▶ **SULL'ESERCIZIO**
Trascrivi per intero e senza modifiche il testo sul coltan del Congo.

▶ **TESTO DATO**
Le grandi multinazionali sfruttano le miniere presenti nel territorio africano e, di conseguenza, i congolesi che ci lavorano.

L'oro nero del Congo

Il coltan viene utilizzato per la fabbricazione di telecamere, cellulari e molti altri apparecchi elettronici.

I Piccoli
Cilento sabato 06 marzo 2021
di La Redazione
Il coltan è composto da una miscela di due ossidi, la colombite e la tantalite.
Il coltan è composto da una miscela di due ossidi, la colombite e la tantalite. © web

Gli oggetti tecnologici, che noi oggi utilizziamo, vengono costruiti con un minerale particolare, il coltan, composto da una miscela di due ossidi, la colombite e la tantalite. Si presenta sotto forma di sabbia nerastra e contiene una parte d'uranio, elemento con un certo livello di radioattività, che provoca un gran numero di tumori. Viene utilizzata per la fabbricazione di telecamere, cellulari e molti altri apparecchi elettronici, poiché ottimizza il consumo della corrente elettrica nei chip di nuova generazione, portando perciò un notevole risparmio energetico.

La parte orientale della Repubblica Democratica del Congo, la zona del Kivu, è la zona più ricca in assoluto di minerali e risorse di tutto il territorio congolese, ma è pure uno dei polmoni ecologici del mondo. Da anni è presa d’assalto da aerei provenienti dall'Europa, dall'America e dall'Asia che arrivano, caricano la sabbia preziosa e se ne vanno.

Le grandi multinazionali sfruttano le miniere presenti nel territorio africano e, di conseguenza, i congolesi che ci lavorano, che vengono pagati all'incirca 200 dollari al mese. Un qualsiasi altro lavoratore congolese riceve una paga pari a 10 dollari al mese, perciò c'è una vera e propria corsa per lavorare nelle miniere, non solo da parte dei congolesi ma anche di uomini del vicino Rwanda e dell'Uganda.

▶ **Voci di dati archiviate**
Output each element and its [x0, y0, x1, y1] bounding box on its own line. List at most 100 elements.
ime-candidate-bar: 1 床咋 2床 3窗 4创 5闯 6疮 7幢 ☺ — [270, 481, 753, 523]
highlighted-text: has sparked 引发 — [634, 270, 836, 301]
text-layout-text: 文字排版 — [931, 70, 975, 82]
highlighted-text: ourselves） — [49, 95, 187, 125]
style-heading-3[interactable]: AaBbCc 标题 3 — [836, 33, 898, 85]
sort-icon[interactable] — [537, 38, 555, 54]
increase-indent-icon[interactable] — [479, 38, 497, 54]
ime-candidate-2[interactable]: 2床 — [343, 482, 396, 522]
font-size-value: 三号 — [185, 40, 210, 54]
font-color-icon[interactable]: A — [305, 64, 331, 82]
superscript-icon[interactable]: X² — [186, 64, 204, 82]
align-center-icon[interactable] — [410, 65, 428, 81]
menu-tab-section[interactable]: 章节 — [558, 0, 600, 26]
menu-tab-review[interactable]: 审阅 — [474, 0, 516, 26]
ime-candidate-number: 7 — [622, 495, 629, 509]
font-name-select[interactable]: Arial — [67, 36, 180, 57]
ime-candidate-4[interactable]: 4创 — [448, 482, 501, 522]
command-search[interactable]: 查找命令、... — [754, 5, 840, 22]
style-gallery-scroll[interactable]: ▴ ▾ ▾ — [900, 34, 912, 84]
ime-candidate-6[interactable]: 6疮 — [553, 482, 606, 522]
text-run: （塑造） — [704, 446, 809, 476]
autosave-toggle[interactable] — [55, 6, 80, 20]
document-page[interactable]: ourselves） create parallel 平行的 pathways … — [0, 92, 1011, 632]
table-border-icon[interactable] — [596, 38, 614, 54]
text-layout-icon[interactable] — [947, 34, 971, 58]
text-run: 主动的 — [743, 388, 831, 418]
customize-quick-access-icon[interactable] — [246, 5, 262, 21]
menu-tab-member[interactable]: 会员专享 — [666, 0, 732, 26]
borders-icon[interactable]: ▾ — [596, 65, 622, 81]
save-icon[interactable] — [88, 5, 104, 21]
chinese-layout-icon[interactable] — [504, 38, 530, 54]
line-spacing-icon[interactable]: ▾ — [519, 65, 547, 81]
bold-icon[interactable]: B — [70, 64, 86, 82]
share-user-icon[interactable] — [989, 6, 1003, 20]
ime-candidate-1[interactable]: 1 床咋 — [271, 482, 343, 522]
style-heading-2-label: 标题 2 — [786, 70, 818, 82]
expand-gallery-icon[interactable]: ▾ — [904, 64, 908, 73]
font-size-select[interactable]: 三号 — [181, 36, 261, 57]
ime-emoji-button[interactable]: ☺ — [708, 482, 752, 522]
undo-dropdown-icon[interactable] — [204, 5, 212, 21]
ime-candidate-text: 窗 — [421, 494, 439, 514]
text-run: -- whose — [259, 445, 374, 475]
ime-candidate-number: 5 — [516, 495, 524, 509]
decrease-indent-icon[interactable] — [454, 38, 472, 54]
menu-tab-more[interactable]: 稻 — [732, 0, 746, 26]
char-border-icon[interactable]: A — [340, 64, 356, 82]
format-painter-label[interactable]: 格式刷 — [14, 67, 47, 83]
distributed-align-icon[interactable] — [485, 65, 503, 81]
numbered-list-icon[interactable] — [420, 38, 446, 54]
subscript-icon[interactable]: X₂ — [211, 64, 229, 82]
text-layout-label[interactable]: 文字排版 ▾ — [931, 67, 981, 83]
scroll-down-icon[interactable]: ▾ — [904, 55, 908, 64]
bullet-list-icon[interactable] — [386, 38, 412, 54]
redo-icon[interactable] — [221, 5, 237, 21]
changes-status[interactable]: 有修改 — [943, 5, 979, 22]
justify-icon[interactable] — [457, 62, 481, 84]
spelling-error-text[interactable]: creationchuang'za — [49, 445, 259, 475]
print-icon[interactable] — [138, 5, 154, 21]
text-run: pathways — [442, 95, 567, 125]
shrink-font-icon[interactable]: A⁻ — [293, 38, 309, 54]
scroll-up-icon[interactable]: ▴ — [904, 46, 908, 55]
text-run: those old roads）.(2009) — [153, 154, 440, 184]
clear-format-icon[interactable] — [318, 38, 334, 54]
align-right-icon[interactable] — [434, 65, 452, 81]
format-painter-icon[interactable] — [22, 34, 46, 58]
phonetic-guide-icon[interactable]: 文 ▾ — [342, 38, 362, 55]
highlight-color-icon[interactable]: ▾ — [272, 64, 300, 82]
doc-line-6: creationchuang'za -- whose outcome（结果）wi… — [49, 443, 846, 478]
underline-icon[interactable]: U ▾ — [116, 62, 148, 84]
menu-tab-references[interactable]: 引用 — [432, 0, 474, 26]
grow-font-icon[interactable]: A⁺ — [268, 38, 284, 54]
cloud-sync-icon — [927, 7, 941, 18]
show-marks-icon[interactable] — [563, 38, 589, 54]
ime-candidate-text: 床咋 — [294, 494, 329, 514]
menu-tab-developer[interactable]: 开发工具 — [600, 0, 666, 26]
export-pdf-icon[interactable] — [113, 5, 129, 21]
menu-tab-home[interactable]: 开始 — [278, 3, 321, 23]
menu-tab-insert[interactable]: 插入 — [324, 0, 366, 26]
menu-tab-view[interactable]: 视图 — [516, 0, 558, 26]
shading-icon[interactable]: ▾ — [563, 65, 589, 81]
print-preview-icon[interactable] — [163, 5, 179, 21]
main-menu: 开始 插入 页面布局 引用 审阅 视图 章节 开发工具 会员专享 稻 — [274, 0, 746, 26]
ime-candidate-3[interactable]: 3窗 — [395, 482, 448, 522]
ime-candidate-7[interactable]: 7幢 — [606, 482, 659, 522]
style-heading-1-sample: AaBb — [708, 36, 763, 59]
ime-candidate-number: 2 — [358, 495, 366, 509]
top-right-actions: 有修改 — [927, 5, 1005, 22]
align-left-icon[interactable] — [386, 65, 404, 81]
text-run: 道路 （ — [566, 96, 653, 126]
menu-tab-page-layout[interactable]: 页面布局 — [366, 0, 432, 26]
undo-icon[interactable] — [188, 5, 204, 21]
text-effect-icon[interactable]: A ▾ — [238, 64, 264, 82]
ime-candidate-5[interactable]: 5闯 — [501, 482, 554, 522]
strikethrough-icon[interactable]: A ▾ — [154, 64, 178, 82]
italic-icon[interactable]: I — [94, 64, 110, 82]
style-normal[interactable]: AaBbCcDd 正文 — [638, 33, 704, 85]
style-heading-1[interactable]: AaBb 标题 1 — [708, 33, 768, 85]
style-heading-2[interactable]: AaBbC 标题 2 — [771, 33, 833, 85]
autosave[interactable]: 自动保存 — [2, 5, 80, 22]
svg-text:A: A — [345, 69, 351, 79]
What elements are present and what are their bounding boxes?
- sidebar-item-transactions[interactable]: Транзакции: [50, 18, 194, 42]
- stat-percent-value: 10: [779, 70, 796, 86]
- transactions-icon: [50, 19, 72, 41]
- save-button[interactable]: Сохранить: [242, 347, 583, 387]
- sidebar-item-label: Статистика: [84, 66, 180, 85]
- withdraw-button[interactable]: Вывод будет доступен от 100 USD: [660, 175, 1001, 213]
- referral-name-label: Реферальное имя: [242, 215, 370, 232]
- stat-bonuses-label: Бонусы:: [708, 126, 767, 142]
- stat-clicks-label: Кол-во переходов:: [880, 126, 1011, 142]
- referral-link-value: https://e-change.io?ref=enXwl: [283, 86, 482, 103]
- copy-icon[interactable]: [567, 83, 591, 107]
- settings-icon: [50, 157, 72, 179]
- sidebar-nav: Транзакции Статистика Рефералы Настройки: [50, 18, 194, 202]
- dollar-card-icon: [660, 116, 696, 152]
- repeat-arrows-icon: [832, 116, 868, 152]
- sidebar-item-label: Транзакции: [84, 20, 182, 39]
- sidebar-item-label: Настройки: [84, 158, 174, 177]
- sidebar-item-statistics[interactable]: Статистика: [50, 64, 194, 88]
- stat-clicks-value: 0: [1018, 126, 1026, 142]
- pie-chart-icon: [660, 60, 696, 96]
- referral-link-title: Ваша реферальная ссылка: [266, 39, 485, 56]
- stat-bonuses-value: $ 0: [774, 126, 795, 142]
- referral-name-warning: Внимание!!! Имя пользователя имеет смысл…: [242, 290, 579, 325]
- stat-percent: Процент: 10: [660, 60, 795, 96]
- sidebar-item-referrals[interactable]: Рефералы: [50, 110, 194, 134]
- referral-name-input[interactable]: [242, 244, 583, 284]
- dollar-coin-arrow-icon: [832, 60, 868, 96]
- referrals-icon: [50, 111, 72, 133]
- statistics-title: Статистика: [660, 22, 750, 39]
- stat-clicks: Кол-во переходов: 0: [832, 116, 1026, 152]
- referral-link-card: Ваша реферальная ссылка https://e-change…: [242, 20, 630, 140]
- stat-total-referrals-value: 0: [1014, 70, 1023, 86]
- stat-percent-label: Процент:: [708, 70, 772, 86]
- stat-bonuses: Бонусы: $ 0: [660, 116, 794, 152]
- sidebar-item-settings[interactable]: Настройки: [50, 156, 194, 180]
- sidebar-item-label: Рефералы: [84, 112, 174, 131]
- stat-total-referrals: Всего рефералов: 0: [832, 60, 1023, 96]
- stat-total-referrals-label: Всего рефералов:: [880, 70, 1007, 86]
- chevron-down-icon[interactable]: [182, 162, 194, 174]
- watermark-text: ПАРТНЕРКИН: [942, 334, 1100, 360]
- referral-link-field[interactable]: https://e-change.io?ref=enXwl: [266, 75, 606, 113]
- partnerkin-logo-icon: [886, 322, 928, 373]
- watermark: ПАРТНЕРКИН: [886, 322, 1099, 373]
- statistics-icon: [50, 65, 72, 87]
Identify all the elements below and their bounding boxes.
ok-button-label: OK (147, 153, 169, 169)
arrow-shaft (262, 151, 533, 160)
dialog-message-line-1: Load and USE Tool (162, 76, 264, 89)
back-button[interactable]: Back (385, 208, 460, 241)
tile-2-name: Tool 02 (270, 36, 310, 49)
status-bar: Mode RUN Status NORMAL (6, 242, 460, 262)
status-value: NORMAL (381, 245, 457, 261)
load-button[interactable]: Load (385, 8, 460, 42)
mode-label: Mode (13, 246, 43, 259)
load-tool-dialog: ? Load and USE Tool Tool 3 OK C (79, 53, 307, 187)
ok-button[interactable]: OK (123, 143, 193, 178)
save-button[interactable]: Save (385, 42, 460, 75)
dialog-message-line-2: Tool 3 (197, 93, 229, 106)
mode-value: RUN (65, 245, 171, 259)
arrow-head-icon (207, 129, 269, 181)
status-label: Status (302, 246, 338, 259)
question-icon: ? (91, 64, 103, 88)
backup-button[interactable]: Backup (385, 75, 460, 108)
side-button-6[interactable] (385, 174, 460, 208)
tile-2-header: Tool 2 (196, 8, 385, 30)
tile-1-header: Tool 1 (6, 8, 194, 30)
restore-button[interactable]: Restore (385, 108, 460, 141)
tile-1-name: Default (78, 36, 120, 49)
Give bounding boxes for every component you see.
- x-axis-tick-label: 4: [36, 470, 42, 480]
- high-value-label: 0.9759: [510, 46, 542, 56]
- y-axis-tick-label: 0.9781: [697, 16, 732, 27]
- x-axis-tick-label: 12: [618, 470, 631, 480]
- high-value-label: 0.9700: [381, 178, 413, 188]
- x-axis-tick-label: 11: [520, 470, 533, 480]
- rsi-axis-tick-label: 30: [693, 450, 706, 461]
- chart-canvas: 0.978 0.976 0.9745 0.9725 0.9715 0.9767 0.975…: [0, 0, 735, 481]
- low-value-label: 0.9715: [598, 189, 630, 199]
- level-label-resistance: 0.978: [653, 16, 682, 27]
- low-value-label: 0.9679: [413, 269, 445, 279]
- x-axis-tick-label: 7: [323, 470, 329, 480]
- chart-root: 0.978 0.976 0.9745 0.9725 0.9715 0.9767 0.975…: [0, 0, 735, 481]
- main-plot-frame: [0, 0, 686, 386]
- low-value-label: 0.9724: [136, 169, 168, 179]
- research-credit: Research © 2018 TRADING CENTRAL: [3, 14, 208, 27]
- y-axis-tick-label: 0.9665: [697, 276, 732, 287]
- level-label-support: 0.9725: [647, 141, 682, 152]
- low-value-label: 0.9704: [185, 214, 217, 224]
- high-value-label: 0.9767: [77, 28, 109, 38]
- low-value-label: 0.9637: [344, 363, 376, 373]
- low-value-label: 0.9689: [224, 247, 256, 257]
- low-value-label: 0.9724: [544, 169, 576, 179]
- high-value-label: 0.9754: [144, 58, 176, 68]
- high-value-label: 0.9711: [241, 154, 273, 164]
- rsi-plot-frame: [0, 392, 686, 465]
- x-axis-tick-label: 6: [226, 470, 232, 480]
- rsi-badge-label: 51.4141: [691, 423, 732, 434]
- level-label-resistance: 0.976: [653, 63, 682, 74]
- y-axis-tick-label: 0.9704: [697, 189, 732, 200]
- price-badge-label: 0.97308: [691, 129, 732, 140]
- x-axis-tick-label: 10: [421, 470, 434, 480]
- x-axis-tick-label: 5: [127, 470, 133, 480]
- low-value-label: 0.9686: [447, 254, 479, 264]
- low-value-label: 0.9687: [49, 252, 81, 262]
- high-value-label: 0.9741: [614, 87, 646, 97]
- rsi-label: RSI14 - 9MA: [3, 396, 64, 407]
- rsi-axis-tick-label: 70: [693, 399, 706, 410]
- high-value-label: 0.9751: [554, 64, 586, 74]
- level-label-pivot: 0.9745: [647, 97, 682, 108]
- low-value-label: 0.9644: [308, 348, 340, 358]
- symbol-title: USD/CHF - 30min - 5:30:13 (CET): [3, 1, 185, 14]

▶ **RISPOSTA**
Le grandi multinazionali sfruttano le miniere presenti nel territorio africano e, di conseguenza, i congolesi che ci lavorano.

L'oro nero del Congo

Il coltan viene utilizzato per la fabbricazione di telecamere, cellulari e molti altri apparecchi elettronici.

I Piccoli
Cilento sabato 06 marzo 2021
di La Redazione
Il coltan è composto da una miscela di due ossidi, la colombite e la tantalite.
Il coltan è composto da una miscela di due ossidi, la colombite e la tantalite. © web

Gli oggetti tecnologici, che noi oggi utilizziamo, vengono costruiti con un minerale particolare, il coltan, composto da una miscela di due ossidi, la colombite e la tantalite. Si presenta sotto forma di sabbia nerastra e contiene una parte d'uranio, elemento con un certo livello di radioattività, che provoca un gran numero di tumori. Viene utilizzata per la fabbricazione di telecamere, cellulari e molti altri apparecchi elettronici, poiché ottimizza il consumo della corrente elettrica nei chip di nuova generazione, portando perciò un notevole risparmio energetico.

La parte orientale della Repubblica Democratica del Congo, la zona del Kivu, è la zona più ricca in assoluto di minerali e risorse di tutto il territorio congolese, ma è pure uno dei polmoni ecologici del mondo. Da anni è presa d’assalto da aerei provenienti dall'Europa, dall'America e dall'Asia che arrivano, caricano la sabbia preziosa e se ne vanno.

Le grandi multinazionali sfruttano le miniere presenti nel territorio africano e, di conseguenza, i congolesi che ci lavorano, che vengono pagati all'incirca 200 dollari al mese. Un qualsiasi altro lavoratore congolese riceve una paga pari a 10 dollari al mese, perciò c'è una vera e propria corsa per lavorare nelle miniere, non solo da parte dei congolesi ma anche di uomini del vicino Rwanda e dell'Uganda.